## Material to process
--*--
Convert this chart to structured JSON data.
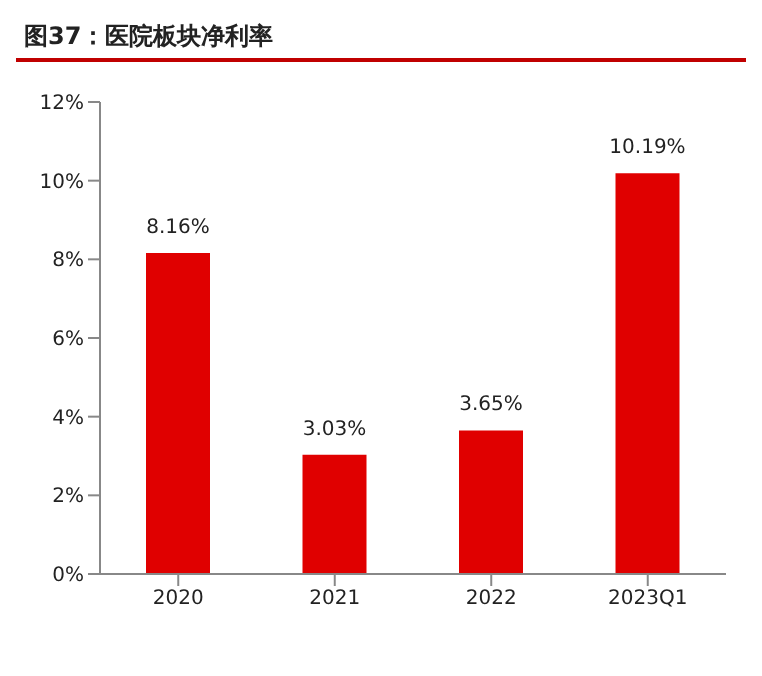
{
  "chart_data": {
    "type": "bar",
    "title": "图37：医院板块净利率",
    "categories": [
      "2020",
      "2021",
      "2022",
      "2023Q1"
    ],
    "values": [
      8.16,
      3.03,
      3.65,
      10.19
    ],
    "value_labels": [
      "8.16%",
      "3.03%",
      "3.65%",
      "10.19%"
    ],
    "color": "#e00000",
    "ylim": [
      0,
      12
    ],
    "yticks": [
      {
        "value": 0,
        "label": "0%"
      },
      {
        "value": 2,
        "label": "2%"
      },
      {
        "value": 4,
        "label": "4%"
      },
      {
        "value": 6,
        "label": "6%"
      },
      {
        "value": 8,
        "label": "8%"
      },
      {
        "value": 10,
        "label": "10%"
      },
      {
        "value": 12,
        "label": "12%"
      }
    ]
  }
}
--*--
## Given problem
Repeat the data exactly, without the pictures.

## Full response
Convert this chart to structured JSON data.
{
  "chart_data": {
    "type": "bar",
    "title": "图37：医院板块净利率",
    "categories": [
      "2020",
      "2021",
      "2022",
      "2023Q1"
    ],
    "values": [
      8.16,
      3.03,
      3.65,
      10.19
    ],
    "value_labels": [
      "8.16%",
      "3.03%",
      "3.65%",
      "10.19%"
    ],
    "color": "#e00000",
    "ylim": [
      0,
      12
    ],
    "yticks": [
      {
        "value": 0,
        "label": "0%"
      },
      {
        "value": 2,
        "label": "2%"
      },
      {
        "value": 4,
        "label": "4%"
      },
      {
        "value": 6,
        "label": "6%"
      },
      {
        "value": 8,
        "label": "8%"
      },
      {
        "value": 10,
        "label": "10%"
      },
      {
        "value": 12,
        "label": "12%"
      }
    ]
  }
}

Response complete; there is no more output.